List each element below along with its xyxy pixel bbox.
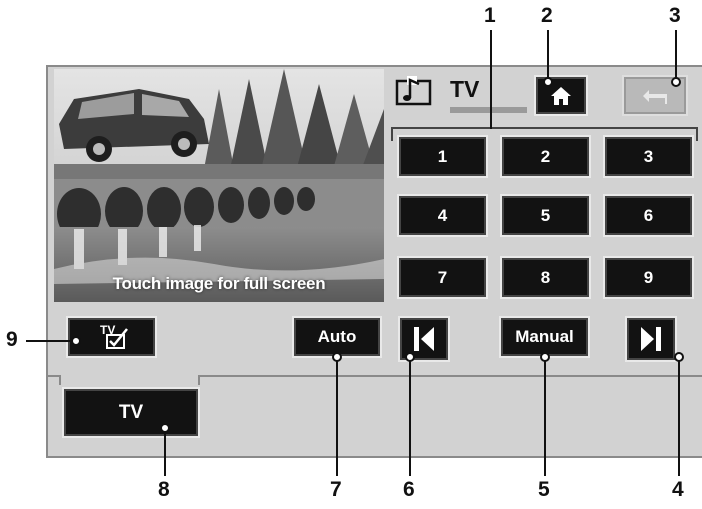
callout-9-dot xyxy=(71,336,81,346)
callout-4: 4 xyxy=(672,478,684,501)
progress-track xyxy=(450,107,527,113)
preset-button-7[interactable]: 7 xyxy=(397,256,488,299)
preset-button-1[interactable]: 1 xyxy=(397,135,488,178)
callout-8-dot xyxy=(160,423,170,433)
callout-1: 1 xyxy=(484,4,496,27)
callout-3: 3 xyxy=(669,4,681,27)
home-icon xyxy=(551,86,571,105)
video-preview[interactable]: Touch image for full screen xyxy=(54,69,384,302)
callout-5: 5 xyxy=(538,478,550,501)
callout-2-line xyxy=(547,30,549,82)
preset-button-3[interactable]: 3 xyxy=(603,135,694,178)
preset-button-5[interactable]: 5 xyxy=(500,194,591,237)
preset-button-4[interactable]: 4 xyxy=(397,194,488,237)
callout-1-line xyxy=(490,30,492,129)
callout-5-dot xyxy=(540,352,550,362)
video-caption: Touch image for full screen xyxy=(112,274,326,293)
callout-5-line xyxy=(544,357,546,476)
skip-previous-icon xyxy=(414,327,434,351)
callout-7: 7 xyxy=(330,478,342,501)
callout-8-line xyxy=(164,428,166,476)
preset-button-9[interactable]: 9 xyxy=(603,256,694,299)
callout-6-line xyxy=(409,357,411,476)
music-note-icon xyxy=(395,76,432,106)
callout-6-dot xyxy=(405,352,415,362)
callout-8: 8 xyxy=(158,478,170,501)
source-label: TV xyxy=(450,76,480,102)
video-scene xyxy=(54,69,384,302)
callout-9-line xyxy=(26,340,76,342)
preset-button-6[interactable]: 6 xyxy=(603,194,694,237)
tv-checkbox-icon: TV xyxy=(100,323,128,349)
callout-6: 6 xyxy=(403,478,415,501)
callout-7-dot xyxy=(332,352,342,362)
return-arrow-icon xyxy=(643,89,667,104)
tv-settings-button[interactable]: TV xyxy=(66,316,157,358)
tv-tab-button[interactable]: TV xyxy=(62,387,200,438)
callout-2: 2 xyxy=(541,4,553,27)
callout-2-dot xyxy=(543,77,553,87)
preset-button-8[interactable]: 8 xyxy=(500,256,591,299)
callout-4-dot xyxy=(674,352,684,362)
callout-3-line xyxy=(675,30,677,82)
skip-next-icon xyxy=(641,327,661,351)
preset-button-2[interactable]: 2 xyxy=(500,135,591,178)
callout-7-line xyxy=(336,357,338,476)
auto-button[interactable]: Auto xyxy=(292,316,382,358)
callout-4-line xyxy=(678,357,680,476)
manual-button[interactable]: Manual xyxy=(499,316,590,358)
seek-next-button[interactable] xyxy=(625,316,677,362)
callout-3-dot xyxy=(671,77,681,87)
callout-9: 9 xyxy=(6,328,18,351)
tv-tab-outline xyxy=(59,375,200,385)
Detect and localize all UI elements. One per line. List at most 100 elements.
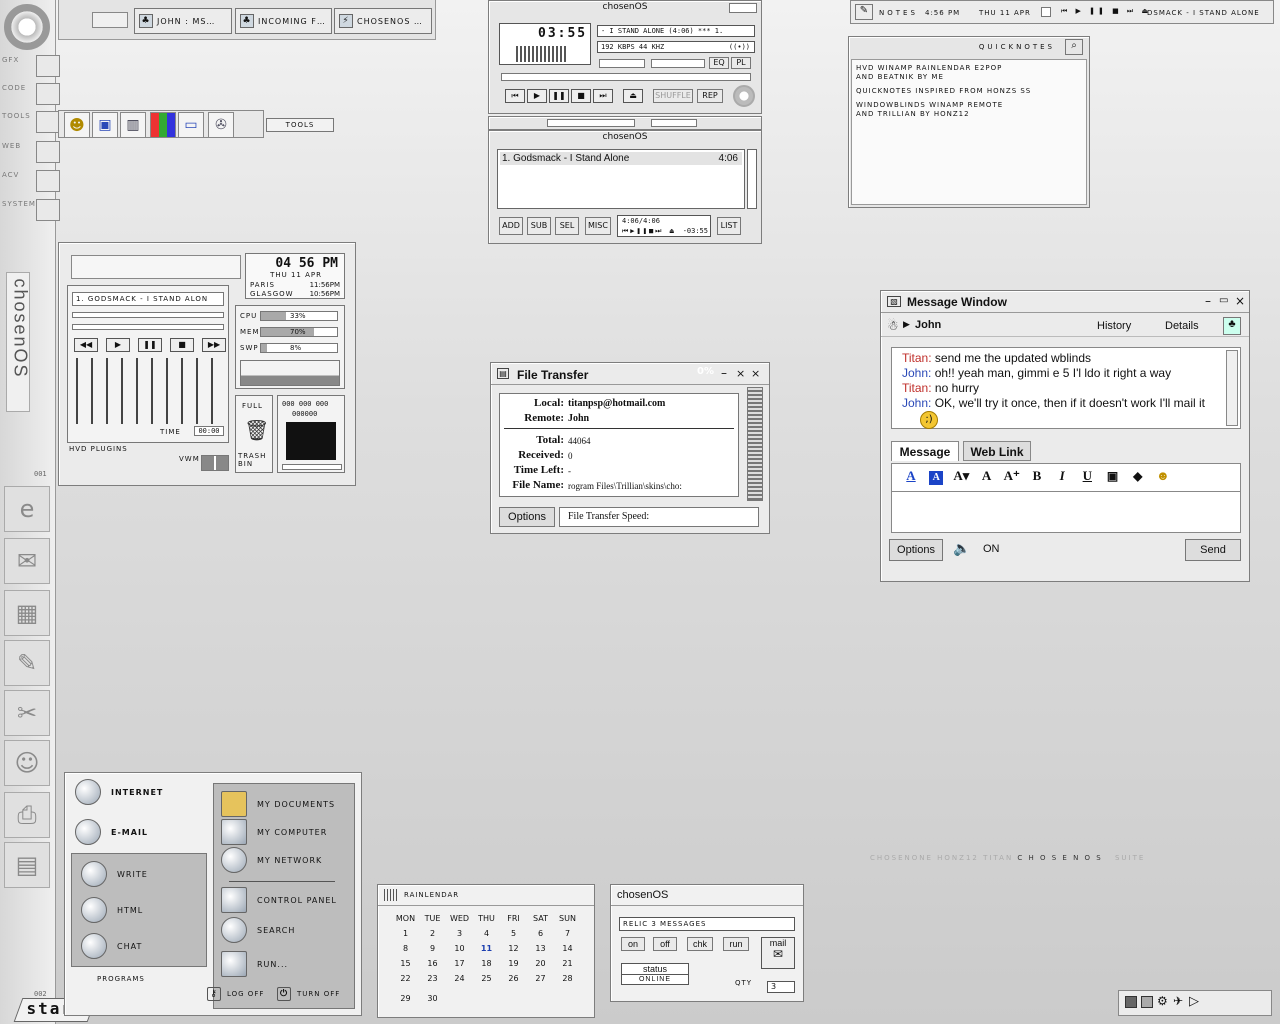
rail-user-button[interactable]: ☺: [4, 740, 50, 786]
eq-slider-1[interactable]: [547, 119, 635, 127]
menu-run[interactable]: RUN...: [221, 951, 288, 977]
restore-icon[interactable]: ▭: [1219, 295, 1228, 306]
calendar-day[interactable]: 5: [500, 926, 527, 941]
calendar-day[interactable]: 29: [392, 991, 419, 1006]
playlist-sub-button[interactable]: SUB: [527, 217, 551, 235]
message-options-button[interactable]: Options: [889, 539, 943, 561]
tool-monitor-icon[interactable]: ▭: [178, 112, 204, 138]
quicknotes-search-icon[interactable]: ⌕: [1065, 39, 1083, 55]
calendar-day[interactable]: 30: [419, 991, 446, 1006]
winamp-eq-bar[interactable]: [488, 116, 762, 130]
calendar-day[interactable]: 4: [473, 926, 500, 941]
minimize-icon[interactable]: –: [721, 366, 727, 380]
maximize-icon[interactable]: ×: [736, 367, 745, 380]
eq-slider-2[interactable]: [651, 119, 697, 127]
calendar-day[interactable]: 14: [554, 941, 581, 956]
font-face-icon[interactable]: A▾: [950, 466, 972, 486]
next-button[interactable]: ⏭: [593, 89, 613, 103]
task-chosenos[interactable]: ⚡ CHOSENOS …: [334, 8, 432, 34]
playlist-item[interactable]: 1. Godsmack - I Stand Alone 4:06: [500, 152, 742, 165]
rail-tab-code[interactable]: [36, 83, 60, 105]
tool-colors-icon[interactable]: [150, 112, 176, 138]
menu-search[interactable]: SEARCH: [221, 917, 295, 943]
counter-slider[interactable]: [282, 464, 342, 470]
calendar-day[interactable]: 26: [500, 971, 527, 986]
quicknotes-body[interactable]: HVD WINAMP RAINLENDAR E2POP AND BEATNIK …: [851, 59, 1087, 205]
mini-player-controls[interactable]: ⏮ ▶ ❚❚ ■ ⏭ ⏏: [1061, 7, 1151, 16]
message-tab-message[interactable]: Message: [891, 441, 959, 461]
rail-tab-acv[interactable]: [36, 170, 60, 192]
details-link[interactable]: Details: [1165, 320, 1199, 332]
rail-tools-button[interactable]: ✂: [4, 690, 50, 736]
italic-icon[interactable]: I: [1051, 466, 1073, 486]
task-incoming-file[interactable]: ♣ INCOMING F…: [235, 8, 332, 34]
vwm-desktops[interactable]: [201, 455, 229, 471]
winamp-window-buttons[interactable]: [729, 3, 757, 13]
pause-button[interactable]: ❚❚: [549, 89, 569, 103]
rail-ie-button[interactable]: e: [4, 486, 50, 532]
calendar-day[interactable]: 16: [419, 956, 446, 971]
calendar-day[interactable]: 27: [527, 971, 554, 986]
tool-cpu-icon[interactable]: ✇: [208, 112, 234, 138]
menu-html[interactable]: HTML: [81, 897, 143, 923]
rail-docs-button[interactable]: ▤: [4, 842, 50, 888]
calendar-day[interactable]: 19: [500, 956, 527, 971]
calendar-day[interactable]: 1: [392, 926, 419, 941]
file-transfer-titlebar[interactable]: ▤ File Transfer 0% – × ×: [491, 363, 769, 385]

----------

Goal of the exercise →
Gather each line in the rows above that contains the string "skip". Case counts.

Finished exercise →
skip-previous-icon xyxy=(414,327,434,351)
skip-next-icon xyxy=(641,327,661,351)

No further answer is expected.